## EXERCISE AIM
Identify each line below containing the string "icon" and copy it.

Begin

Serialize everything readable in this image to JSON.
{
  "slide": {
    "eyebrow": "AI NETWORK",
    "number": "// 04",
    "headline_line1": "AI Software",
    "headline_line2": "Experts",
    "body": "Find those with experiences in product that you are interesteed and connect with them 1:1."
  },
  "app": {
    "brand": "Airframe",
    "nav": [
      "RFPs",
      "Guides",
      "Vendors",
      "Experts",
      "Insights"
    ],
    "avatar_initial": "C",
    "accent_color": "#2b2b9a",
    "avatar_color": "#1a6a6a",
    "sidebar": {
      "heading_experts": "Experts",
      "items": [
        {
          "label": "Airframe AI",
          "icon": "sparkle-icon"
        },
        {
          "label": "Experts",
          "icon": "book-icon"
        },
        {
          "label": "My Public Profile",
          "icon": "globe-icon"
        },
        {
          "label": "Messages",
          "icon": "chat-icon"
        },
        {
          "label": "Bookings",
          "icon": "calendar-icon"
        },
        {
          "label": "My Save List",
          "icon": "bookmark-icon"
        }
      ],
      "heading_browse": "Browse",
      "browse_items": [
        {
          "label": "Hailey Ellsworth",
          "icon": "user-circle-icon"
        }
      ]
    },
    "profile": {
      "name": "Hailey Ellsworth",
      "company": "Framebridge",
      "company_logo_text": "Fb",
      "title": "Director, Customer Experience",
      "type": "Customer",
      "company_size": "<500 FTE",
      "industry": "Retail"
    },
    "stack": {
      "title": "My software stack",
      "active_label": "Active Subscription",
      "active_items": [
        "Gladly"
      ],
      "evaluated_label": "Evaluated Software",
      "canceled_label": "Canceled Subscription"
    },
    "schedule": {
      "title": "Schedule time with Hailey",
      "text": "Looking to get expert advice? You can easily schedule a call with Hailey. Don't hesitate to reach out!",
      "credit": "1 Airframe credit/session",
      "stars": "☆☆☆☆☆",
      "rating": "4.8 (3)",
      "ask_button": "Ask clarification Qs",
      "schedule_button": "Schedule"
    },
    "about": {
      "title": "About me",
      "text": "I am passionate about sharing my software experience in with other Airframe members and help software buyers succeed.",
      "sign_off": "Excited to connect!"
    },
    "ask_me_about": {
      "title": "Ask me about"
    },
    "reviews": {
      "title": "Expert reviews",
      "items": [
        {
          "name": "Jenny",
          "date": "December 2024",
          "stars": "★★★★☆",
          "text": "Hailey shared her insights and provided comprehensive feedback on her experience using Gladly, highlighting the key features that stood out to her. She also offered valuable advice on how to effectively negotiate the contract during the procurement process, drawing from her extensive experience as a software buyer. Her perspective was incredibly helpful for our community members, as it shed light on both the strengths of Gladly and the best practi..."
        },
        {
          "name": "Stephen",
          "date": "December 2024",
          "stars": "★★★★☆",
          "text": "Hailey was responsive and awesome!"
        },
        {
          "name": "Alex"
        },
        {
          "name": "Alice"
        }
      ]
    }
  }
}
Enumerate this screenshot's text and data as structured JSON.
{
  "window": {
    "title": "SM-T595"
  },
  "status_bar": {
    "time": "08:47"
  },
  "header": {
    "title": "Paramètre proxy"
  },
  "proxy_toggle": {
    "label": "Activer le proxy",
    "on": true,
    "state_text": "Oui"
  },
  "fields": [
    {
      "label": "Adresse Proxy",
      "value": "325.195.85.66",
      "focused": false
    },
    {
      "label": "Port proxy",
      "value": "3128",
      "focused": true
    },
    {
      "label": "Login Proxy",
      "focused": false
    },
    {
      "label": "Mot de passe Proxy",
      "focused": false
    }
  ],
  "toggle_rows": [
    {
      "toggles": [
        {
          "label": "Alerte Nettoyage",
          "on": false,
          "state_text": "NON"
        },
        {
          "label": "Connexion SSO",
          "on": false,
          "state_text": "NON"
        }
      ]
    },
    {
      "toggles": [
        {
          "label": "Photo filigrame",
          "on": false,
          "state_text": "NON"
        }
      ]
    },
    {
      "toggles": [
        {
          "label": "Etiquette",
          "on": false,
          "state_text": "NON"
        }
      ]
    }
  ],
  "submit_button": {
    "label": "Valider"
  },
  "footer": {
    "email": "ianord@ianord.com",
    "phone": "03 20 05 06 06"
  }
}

End

## RESPONSE
          "icon": "sparkle-icon"
          "icon": "book-icon"
          "icon": "globe-icon"
          "icon": "chat-icon"
          "icon": "calendar-icon"
          "icon": "bookmark-icon"
          "icon": "user-circle-icon"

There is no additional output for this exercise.